REQUIRED WORK:
In the entries that follow, how many lines contain "development"? Answer with the number only.

EXERCISE MATERIALS:
::::

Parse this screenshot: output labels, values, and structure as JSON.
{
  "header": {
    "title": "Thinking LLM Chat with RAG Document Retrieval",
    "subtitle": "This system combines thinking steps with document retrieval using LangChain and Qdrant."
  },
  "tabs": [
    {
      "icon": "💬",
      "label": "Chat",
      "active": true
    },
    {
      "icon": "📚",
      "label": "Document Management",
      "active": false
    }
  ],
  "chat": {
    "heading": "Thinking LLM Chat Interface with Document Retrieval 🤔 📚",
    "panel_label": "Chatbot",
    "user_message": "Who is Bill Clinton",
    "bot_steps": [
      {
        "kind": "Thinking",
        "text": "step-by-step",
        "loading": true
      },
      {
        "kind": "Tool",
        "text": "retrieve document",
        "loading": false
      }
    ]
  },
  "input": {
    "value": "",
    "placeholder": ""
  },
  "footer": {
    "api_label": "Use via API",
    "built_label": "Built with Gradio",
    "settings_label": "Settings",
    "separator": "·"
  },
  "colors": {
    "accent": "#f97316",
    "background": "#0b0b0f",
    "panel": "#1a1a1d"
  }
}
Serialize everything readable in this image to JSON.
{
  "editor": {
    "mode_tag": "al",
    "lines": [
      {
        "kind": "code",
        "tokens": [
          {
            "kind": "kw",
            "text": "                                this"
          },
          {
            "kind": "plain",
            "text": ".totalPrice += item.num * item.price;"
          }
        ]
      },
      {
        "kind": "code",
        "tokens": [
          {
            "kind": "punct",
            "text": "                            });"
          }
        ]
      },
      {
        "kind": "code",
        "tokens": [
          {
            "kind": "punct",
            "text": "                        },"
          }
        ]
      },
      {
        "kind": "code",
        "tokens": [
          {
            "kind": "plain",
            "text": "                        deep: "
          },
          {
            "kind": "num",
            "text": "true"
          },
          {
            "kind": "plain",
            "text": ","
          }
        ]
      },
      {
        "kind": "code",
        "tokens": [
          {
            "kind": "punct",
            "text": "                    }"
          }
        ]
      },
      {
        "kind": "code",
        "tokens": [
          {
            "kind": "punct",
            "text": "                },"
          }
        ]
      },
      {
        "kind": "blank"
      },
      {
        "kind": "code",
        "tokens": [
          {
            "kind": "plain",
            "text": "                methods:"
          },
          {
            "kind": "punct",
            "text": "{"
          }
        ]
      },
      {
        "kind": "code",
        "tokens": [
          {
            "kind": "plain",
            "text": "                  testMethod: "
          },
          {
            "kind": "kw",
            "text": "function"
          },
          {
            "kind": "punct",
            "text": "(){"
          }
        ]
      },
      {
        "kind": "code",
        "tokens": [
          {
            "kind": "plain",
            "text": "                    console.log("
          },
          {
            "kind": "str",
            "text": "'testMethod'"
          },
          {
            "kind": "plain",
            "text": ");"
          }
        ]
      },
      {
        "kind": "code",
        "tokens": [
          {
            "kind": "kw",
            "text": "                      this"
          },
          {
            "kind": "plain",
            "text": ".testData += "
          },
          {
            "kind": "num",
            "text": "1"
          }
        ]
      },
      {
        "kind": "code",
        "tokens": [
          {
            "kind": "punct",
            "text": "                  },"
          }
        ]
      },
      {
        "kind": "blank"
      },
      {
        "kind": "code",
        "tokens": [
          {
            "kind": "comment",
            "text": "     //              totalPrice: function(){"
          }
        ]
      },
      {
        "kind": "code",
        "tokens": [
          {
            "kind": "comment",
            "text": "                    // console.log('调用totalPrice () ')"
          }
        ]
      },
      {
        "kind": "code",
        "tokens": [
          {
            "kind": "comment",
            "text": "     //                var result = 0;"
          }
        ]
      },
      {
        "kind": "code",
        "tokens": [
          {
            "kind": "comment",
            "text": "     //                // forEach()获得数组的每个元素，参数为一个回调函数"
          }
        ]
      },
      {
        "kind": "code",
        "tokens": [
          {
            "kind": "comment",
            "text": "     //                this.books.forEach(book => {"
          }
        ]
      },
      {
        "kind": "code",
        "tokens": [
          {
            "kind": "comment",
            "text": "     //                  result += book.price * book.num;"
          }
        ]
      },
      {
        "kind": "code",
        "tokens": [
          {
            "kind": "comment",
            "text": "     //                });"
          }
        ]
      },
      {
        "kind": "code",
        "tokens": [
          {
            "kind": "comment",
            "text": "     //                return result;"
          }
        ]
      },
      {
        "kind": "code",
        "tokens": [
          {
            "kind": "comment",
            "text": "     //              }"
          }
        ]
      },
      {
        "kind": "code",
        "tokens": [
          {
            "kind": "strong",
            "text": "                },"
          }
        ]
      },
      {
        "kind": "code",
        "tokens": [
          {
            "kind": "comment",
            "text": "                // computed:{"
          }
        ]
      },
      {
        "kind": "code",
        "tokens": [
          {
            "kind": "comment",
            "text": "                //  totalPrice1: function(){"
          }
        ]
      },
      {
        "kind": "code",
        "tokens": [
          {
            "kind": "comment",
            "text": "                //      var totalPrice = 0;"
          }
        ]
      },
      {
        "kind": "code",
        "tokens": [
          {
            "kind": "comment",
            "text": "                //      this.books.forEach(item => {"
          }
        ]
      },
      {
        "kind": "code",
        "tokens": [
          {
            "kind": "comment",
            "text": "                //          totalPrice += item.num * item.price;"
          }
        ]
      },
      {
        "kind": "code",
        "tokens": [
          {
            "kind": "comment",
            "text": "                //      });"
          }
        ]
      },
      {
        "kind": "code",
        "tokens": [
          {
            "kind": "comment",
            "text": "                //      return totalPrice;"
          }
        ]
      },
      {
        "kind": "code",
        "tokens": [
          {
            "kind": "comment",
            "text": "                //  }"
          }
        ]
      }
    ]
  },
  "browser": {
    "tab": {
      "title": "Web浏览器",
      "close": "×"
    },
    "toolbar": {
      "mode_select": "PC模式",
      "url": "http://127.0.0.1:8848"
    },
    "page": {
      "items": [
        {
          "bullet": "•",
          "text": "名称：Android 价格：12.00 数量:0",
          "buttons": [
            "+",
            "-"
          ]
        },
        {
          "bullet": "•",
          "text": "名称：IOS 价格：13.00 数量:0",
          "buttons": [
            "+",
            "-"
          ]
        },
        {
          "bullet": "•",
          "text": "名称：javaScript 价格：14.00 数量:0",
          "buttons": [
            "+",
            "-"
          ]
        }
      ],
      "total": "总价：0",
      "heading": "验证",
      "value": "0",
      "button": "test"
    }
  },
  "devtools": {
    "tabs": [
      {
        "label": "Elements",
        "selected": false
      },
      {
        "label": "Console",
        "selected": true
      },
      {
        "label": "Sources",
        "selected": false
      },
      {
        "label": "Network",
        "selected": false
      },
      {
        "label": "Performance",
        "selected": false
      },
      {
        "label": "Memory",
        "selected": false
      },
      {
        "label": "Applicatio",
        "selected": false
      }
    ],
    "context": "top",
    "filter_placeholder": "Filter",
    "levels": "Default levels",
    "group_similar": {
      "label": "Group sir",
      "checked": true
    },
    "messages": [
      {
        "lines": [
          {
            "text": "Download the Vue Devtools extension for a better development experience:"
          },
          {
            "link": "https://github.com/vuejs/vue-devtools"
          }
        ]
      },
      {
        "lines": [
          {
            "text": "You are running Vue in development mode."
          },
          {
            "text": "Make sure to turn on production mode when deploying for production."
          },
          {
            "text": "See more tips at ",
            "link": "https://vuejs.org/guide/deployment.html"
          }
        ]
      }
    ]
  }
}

::::

FINAL ANSWER:
2